Determine how many lines contain the string "title" and reply with that number alone.

_Record list_.
____
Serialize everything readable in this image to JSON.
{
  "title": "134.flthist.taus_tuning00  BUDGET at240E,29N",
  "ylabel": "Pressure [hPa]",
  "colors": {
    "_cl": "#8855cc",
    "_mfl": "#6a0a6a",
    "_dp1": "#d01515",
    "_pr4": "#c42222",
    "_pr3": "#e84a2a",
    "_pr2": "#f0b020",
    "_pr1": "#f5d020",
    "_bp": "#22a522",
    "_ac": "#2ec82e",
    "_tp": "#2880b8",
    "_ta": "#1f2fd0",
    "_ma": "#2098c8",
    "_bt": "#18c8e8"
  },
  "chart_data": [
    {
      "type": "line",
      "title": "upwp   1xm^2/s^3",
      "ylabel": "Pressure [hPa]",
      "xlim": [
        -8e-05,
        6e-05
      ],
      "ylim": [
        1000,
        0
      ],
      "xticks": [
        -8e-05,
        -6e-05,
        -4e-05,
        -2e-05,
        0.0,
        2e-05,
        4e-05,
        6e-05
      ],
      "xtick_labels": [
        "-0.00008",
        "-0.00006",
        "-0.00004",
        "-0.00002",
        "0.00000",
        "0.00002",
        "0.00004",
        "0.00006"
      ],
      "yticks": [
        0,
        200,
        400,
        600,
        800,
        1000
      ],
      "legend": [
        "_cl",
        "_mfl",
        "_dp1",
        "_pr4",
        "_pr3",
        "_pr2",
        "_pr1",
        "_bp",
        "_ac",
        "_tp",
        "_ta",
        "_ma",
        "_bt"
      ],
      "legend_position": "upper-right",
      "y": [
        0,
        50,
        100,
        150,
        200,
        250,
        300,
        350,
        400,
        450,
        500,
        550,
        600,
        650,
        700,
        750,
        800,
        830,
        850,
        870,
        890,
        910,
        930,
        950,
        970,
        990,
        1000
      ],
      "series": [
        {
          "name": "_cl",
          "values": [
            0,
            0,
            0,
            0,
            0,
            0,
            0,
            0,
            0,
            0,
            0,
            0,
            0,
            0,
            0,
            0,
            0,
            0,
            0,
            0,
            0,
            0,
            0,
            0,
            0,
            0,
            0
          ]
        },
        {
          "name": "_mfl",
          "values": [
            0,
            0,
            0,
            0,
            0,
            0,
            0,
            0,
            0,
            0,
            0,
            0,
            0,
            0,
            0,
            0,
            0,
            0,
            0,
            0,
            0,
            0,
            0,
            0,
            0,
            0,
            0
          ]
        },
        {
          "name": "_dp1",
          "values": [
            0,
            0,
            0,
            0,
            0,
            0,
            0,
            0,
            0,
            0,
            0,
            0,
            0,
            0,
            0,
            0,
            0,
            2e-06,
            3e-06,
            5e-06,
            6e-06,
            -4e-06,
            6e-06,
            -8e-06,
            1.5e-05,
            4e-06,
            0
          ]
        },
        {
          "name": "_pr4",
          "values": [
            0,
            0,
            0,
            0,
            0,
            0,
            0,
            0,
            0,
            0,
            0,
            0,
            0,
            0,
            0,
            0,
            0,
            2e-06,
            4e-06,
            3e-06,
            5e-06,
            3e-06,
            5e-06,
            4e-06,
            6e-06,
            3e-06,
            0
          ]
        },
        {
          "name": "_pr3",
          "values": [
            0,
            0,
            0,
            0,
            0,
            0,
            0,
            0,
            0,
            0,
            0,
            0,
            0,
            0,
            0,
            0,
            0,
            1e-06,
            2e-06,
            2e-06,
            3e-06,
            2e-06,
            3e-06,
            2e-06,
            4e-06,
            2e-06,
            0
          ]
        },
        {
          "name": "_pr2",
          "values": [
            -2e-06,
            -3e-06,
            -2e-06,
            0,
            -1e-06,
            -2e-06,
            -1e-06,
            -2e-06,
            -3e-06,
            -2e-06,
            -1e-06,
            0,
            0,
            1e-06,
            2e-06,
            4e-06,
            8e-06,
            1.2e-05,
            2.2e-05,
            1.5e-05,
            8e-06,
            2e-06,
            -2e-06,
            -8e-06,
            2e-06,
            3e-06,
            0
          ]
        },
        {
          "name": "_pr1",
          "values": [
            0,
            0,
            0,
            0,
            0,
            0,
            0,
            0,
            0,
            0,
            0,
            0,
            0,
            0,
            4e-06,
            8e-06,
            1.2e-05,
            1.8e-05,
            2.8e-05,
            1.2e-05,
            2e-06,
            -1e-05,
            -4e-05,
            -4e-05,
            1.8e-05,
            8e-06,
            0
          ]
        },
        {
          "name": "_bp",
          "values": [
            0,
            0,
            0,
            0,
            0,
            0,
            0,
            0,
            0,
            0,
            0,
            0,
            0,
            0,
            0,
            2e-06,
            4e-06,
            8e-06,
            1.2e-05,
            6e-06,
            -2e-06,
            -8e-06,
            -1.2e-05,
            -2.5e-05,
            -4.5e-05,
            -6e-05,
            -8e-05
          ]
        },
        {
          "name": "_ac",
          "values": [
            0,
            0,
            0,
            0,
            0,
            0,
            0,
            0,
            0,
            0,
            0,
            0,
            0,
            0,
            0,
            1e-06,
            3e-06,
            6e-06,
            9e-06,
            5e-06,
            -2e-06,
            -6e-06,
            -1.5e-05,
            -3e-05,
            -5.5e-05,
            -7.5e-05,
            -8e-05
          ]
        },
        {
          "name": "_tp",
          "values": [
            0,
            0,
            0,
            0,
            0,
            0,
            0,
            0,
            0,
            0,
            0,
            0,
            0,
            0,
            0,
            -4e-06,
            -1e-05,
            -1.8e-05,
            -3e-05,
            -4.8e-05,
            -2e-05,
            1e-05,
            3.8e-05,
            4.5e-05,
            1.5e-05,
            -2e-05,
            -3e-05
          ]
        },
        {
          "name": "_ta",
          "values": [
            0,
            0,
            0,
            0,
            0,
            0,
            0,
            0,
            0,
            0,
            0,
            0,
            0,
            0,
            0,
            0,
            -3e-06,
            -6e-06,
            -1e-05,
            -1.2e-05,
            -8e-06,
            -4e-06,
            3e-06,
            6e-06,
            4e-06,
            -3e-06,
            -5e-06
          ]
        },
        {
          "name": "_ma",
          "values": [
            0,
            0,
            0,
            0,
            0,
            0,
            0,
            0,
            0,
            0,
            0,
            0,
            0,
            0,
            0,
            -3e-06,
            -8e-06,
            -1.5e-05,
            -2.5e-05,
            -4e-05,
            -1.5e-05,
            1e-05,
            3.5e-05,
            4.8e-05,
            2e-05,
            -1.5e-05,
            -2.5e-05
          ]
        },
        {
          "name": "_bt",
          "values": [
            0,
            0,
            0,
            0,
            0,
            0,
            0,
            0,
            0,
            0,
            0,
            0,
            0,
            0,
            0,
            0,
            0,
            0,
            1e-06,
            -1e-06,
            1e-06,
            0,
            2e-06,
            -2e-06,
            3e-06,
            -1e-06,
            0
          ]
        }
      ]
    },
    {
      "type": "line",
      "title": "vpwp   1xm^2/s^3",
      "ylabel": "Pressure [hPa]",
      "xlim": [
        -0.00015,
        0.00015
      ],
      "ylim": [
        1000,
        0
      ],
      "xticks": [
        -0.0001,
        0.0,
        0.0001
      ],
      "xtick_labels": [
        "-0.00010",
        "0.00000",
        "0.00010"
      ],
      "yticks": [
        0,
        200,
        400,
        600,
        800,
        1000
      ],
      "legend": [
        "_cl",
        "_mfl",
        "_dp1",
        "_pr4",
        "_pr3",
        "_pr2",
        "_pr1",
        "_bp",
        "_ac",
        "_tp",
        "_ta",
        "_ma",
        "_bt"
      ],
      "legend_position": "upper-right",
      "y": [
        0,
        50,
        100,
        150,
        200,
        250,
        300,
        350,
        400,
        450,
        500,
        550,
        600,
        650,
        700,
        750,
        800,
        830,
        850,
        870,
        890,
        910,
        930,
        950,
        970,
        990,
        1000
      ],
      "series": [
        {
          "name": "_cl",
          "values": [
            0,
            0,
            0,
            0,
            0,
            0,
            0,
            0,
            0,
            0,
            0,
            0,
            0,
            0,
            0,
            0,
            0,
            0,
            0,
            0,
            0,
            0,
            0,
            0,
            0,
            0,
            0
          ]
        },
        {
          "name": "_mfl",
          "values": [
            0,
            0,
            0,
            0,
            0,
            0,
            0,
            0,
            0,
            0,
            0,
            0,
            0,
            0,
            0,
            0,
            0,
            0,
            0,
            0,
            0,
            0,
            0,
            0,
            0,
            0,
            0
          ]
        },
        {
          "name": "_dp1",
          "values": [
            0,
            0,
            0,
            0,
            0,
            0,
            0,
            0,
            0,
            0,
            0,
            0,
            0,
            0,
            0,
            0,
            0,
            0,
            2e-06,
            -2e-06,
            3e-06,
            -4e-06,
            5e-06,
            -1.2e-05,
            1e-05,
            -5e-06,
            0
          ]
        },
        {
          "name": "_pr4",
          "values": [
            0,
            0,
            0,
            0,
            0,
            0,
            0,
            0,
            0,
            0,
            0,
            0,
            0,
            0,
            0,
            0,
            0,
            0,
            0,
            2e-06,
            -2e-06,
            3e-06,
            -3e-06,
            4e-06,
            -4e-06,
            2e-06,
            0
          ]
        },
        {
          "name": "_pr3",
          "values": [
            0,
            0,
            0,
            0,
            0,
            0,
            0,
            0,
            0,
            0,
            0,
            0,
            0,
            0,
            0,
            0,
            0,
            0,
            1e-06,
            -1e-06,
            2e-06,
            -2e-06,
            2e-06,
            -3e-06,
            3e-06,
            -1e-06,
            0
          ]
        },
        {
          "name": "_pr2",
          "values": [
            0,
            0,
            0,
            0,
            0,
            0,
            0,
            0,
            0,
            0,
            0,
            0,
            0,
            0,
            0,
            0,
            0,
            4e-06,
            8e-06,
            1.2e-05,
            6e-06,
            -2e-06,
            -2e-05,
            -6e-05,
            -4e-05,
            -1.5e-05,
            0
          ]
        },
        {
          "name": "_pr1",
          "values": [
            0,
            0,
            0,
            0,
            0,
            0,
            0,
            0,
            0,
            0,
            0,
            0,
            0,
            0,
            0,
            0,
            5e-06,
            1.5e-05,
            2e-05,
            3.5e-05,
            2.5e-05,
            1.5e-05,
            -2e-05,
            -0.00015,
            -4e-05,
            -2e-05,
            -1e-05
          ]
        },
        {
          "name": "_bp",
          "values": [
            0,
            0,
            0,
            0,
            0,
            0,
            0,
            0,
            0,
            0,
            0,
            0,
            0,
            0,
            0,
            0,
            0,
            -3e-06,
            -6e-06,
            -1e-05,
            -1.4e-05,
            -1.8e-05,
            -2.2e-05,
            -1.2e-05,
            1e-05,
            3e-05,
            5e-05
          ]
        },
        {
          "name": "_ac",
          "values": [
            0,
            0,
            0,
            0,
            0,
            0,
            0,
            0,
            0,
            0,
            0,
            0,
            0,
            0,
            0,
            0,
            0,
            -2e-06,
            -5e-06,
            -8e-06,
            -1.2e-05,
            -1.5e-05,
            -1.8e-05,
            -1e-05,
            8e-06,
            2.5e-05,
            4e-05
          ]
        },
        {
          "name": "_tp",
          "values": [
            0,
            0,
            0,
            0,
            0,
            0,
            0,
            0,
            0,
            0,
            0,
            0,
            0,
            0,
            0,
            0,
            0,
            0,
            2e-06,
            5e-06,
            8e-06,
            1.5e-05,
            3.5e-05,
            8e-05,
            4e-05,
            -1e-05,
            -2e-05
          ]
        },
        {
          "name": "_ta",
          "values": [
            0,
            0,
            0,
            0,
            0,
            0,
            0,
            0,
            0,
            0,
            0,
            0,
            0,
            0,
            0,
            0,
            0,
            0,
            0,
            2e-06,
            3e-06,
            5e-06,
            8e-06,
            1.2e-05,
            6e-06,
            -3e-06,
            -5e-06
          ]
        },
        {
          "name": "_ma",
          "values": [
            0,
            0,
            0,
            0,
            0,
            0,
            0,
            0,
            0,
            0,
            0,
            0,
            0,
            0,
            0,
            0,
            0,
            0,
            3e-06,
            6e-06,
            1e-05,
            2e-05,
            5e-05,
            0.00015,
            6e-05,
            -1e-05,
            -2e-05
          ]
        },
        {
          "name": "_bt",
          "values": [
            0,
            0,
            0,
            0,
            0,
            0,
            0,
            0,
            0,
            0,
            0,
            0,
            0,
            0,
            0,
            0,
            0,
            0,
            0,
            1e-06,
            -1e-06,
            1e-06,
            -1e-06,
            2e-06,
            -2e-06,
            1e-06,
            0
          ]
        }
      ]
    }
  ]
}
____
_Task result_.
3